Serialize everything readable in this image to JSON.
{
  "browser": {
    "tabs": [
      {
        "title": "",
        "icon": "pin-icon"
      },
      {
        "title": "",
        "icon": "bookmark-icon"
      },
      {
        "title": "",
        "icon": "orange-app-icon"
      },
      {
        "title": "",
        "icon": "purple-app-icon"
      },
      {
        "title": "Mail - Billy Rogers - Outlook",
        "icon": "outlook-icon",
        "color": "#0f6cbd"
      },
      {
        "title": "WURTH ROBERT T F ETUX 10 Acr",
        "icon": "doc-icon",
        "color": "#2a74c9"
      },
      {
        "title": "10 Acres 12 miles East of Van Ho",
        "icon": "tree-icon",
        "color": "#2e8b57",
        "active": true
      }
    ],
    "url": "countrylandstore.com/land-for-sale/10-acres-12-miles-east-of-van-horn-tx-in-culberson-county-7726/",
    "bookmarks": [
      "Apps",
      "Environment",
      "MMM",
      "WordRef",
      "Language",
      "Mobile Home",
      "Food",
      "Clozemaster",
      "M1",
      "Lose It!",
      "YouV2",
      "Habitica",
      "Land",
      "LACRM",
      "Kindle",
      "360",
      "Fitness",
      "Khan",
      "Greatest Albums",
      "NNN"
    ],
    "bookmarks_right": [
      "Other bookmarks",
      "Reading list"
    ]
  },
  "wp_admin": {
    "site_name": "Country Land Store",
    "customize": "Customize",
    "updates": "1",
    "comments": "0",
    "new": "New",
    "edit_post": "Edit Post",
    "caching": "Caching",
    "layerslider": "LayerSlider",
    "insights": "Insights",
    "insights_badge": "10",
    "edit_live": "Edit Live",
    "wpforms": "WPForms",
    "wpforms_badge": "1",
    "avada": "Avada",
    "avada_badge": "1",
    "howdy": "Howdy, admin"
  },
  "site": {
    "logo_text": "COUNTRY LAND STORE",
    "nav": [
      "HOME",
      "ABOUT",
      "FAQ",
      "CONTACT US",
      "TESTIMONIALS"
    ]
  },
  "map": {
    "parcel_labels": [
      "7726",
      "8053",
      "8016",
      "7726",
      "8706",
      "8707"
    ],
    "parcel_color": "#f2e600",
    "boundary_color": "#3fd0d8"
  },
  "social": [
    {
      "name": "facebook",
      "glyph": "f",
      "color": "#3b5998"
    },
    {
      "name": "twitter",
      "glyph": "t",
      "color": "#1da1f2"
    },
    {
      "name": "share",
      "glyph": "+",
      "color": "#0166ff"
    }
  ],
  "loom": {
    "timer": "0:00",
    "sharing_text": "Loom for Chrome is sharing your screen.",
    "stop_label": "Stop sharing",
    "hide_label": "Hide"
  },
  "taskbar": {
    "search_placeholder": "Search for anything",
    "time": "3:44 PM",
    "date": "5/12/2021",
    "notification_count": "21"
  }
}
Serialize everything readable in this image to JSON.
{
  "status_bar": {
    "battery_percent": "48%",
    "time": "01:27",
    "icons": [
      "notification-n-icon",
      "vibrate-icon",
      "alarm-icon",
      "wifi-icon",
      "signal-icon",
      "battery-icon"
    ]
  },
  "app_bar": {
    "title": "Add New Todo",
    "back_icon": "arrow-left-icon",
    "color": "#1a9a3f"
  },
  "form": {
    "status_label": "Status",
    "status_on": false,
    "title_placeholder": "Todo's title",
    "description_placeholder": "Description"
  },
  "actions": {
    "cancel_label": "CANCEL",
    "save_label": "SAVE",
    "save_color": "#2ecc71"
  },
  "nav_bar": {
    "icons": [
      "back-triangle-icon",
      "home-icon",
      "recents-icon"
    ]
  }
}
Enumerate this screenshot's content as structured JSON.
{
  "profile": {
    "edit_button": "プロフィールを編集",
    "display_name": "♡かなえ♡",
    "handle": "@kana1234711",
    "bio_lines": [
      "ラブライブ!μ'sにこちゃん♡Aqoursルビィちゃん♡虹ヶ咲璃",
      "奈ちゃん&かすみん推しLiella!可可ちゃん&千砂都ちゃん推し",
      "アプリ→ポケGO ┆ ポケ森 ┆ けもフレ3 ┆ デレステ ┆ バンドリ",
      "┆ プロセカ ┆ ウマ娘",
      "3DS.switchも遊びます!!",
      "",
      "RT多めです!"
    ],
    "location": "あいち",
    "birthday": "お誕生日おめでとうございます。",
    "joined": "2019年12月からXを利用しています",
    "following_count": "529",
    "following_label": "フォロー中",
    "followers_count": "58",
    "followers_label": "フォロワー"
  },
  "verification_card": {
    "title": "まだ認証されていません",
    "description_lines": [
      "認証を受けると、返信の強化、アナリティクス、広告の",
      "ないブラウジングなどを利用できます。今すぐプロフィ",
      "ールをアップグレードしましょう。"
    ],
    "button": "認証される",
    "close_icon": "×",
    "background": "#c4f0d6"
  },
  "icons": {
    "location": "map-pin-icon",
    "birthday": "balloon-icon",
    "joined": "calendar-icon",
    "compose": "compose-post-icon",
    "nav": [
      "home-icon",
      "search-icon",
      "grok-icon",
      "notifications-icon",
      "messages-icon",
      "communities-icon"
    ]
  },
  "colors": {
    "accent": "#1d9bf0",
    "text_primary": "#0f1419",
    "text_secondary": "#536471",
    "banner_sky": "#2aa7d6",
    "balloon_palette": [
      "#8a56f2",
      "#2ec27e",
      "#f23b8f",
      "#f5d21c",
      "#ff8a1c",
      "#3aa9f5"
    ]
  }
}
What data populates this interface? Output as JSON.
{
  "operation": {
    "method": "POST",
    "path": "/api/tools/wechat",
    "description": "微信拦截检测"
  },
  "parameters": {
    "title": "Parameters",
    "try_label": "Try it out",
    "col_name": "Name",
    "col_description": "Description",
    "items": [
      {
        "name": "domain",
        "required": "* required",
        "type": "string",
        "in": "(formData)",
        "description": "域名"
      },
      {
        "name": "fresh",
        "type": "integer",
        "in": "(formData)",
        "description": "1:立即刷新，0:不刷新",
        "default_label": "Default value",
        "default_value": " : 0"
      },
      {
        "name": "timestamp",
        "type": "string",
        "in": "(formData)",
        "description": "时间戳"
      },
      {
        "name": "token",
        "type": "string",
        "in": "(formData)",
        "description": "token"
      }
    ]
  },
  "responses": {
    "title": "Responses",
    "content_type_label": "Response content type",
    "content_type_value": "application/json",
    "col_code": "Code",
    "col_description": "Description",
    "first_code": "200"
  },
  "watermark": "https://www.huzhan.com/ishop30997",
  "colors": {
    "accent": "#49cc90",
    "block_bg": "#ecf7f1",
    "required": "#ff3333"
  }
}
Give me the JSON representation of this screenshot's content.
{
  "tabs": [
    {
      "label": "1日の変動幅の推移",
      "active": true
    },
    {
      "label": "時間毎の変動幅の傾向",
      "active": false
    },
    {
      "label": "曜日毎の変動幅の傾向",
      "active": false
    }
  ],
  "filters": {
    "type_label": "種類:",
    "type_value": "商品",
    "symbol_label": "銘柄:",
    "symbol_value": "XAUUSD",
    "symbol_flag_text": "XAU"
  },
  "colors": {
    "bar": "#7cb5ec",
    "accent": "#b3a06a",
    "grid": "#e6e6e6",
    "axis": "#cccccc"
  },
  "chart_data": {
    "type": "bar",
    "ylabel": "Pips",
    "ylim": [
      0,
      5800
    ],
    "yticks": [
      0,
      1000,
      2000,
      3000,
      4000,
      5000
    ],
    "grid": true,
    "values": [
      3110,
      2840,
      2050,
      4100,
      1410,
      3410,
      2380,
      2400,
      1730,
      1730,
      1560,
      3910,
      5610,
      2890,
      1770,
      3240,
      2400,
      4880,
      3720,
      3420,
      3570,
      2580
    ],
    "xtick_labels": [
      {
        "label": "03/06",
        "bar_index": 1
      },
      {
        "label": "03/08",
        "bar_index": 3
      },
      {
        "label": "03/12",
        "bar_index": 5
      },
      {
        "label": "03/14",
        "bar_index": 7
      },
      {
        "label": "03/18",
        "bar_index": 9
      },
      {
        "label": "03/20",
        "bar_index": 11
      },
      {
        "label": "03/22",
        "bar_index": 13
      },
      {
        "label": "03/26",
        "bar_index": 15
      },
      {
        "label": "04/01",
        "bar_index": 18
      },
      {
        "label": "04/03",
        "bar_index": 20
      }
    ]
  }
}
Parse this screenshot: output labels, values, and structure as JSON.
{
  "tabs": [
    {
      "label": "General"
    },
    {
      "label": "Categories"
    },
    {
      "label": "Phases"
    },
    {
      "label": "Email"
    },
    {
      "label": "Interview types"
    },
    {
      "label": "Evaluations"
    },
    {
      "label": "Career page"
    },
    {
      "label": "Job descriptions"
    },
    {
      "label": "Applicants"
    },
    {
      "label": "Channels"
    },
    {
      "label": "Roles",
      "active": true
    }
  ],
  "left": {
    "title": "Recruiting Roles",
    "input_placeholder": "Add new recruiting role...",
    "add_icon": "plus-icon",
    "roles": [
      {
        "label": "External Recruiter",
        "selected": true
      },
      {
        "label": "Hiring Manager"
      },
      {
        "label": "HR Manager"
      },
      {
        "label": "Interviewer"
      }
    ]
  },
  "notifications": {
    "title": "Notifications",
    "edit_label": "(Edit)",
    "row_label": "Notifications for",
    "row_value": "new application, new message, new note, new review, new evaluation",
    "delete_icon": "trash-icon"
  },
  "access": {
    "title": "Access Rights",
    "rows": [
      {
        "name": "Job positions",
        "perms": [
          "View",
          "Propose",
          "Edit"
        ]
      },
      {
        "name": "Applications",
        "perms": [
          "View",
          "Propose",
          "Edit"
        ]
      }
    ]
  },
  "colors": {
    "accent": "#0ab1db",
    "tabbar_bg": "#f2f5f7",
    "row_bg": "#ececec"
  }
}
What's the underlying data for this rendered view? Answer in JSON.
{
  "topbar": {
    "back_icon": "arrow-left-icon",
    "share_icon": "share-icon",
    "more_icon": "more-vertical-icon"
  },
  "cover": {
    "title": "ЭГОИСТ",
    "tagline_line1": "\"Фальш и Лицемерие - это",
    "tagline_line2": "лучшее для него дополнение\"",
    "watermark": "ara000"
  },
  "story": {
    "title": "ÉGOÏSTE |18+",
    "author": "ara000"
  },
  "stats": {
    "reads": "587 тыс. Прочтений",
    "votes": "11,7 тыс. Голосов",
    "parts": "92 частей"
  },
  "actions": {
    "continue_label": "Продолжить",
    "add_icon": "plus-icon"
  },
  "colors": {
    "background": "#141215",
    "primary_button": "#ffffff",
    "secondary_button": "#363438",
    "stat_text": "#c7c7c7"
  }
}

• • • •

# Required work
Set down exactly what runs from the line with "What's the underlying" to the last line of the data above, including both of those lines and no others.

# Problem solution
What's the underlying data for this rendered view? Answer in JSON.
{
  "topbar": {
    "back_icon": "arrow-left-icon",
    "share_icon": "share-icon",
    "more_icon": "more-vertical-icon"
  },
  "cover": {
    "title": "ЭГОИСТ",
    "tagline_line1": "\"Фальш и Лицемерие - это",
    "tagline_line2": "лучшее для него дополнение\"",
    "watermark": "ara000"
  },
  "story": {
    "title": "ÉGOÏSTE |18+",
    "author": "ara000"
  },
  "stats": {
    "reads": "587 тыс. Прочтений",
    "votes": "11,7 тыс. Голосов",
    "parts": "92 частей"
  },
  "actions": {
    "continue_label": "Продолжить",
    "add_icon": "plus-icon"
  },
  "colors": {
    "background": "#141215",
    "primary_button": "#ffffff",
    "secondary_button": "#363438",
    "stat_text": "#c7c7c7"
  }
}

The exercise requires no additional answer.